* Prompt
Make a verbatim copy of the entries below; pictures stay out.

Data listing
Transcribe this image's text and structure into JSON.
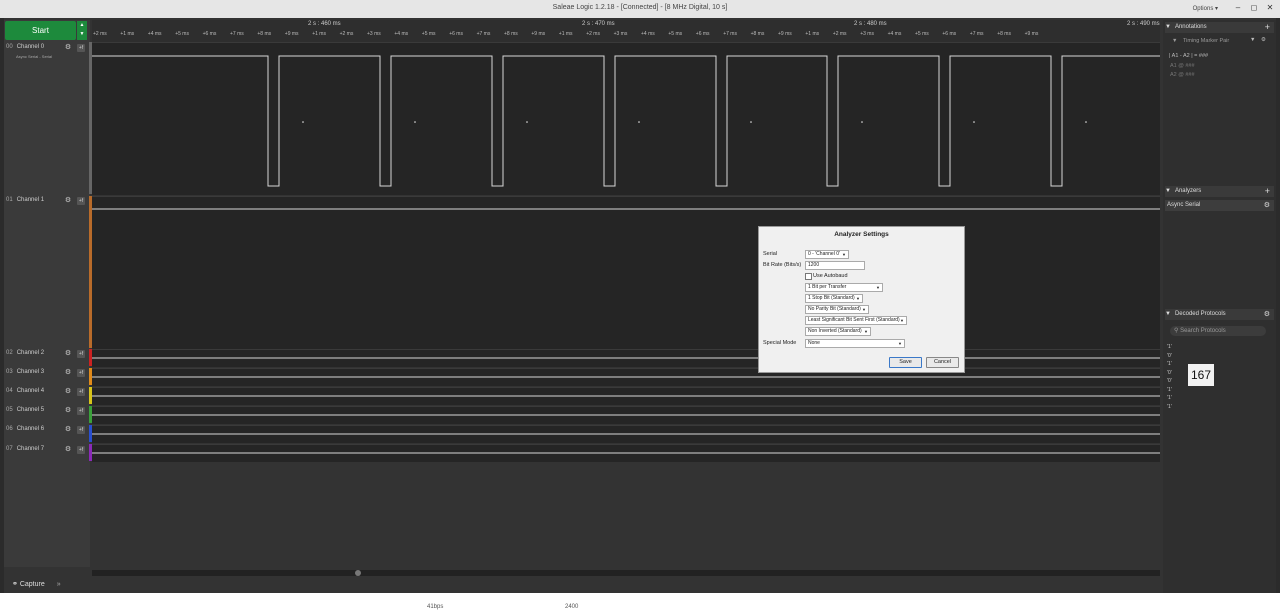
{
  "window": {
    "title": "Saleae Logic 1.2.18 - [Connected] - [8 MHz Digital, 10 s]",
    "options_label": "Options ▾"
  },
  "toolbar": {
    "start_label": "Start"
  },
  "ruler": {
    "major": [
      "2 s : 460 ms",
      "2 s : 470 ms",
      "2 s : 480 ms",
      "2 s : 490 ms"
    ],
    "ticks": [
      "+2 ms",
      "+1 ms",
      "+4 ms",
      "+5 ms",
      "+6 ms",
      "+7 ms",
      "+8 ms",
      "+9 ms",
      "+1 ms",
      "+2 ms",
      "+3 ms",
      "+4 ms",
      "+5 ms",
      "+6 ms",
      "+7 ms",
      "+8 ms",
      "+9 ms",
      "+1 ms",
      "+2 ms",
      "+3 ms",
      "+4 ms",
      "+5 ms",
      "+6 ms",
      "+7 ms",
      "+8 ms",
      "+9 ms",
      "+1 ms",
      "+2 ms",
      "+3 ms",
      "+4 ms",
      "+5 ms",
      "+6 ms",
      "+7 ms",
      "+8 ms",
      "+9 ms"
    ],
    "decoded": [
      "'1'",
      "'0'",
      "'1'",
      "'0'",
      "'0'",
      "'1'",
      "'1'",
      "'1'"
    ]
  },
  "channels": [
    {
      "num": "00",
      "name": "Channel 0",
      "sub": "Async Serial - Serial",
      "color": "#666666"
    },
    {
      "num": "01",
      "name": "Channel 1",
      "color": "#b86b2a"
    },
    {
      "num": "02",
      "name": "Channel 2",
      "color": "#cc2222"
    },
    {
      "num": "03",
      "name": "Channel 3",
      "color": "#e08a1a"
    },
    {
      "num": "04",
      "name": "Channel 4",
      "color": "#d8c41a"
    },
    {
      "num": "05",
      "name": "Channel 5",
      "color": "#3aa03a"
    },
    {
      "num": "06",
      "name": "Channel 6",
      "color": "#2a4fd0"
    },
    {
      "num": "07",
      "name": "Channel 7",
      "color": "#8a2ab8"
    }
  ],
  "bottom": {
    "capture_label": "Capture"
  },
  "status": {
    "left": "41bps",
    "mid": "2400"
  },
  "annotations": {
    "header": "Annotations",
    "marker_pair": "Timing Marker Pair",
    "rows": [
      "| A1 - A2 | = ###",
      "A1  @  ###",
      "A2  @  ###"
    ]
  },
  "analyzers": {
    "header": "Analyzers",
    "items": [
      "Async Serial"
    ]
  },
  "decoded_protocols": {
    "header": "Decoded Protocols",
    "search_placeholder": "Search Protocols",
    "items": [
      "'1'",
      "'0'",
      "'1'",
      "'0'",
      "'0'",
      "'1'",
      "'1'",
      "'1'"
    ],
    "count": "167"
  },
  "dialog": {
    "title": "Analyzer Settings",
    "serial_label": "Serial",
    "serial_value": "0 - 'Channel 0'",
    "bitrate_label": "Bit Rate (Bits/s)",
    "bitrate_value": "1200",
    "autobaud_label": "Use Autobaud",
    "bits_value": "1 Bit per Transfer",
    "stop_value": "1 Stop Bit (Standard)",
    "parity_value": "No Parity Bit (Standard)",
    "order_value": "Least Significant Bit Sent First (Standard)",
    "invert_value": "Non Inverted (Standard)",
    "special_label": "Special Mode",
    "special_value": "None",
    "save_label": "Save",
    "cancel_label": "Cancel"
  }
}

* The solution
Transcribe this image's text and structure into JSON.
{
  "window": {
    "title": "Saleae Logic 1.2.18 - [Connected] - [8 MHz Digital, 10 s]",
    "options_label": "Options ▾"
  },
  "toolbar": {
    "start_label": "Start"
  },
  "ruler": {
    "major": [
      "2 s : 460 ms",
      "2 s : 470 ms",
      "2 s : 480 ms",
      "2 s : 490 ms"
    ],
    "ticks": [
      "+2 ms",
      "+1 ms",
      "+4 ms",
      "+5 ms",
      "+6 ms",
      "+7 ms",
      "+8 ms",
      "+9 ms",
      "+1 ms",
      "+2 ms",
      "+3 ms",
      "+4 ms",
      "+5 ms",
      "+6 ms",
      "+7 ms",
      "+8 ms",
      "+9 ms",
      "+1 ms",
      "+2 ms",
      "+3 ms",
      "+4 ms",
      "+5 ms",
      "+6 ms",
      "+7 ms",
      "+8 ms",
      "+9 ms",
      "+1 ms",
      "+2 ms",
      "+3 ms",
      "+4 ms",
      "+5 ms",
      "+6 ms",
      "+7 ms",
      "+8 ms",
      "+9 ms"
    ],
    "decoded": [
      "'1'",
      "'0'",
      "'1'",
      "'0'",
      "'0'",
      "'1'",
      "'1'",
      "'1'"
    ]
  },
  "channels": [
    {
      "num": "00",
      "name": "Channel 0",
      "sub": "Async Serial - Serial",
      "color": "#666666"
    },
    {
      "num": "01",
      "name": "Channel 1",
      "color": "#b86b2a"
    },
    {
      "num": "02",
      "name": "Channel 2",
      "color": "#cc2222"
    },
    {
      "num": "03",
      "name": "Channel 3",
      "color": "#e08a1a"
    },
    {
      "num": "04",
      "name": "Channel 4",
      "color": "#d8c41a"
    },
    {
      "num": "05",
      "name": "Channel 5",
      "color": "#3aa03a"
    },
    {
      "num": "06",
      "name": "Channel 6",
      "color": "#2a4fd0"
    },
    {
      "num": "07",
      "name": "Channel 7",
      "color": "#8a2ab8"
    }
  ],
  "bottom": {
    "capture_label": "Capture"
  },
  "status": {
    "left": "41bps",
    "mid": "2400"
  },
  "annotations": {
    "header": "Annotations",
    "marker_pair": "Timing Marker Pair",
    "rows": [
      "| A1 - A2 | = ###",
      "A1  @  ###",
      "A2  @  ###"
    ]
  },
  "analyzers": {
    "header": "Analyzers",
    "items": [
      "Async Serial"
    ]
  },
  "decoded_protocols": {
    "header": "Decoded Protocols",
    "search_placeholder": "Search Protocols",
    "items": [
      "'1'",
      "'0'",
      "'1'",
      "'0'",
      "'0'",
      "'1'",
      "'1'",
      "'1'"
    ],
    "count": "167"
  },
  "dialog": {
    "title": "Analyzer Settings",
    "serial_label": "Serial",
    "serial_value": "0 - 'Channel 0'",
    "bitrate_label": "Bit Rate (Bits/s)",
    "bitrate_value": "1200",
    "autobaud_label": "Use Autobaud",
    "bits_value": "1 Bit per Transfer",
    "stop_value": "1 Stop Bit (Standard)",
    "parity_value": "No Parity Bit (Standard)",
    "order_value": "Least Significant Bit Sent First (Standard)",
    "invert_value": "Non Inverted (Standard)",
    "special_label": "Special Mode",
    "special_value": "None",
    "save_label": "Save",
    "cancel_label": "Cancel"
  }
}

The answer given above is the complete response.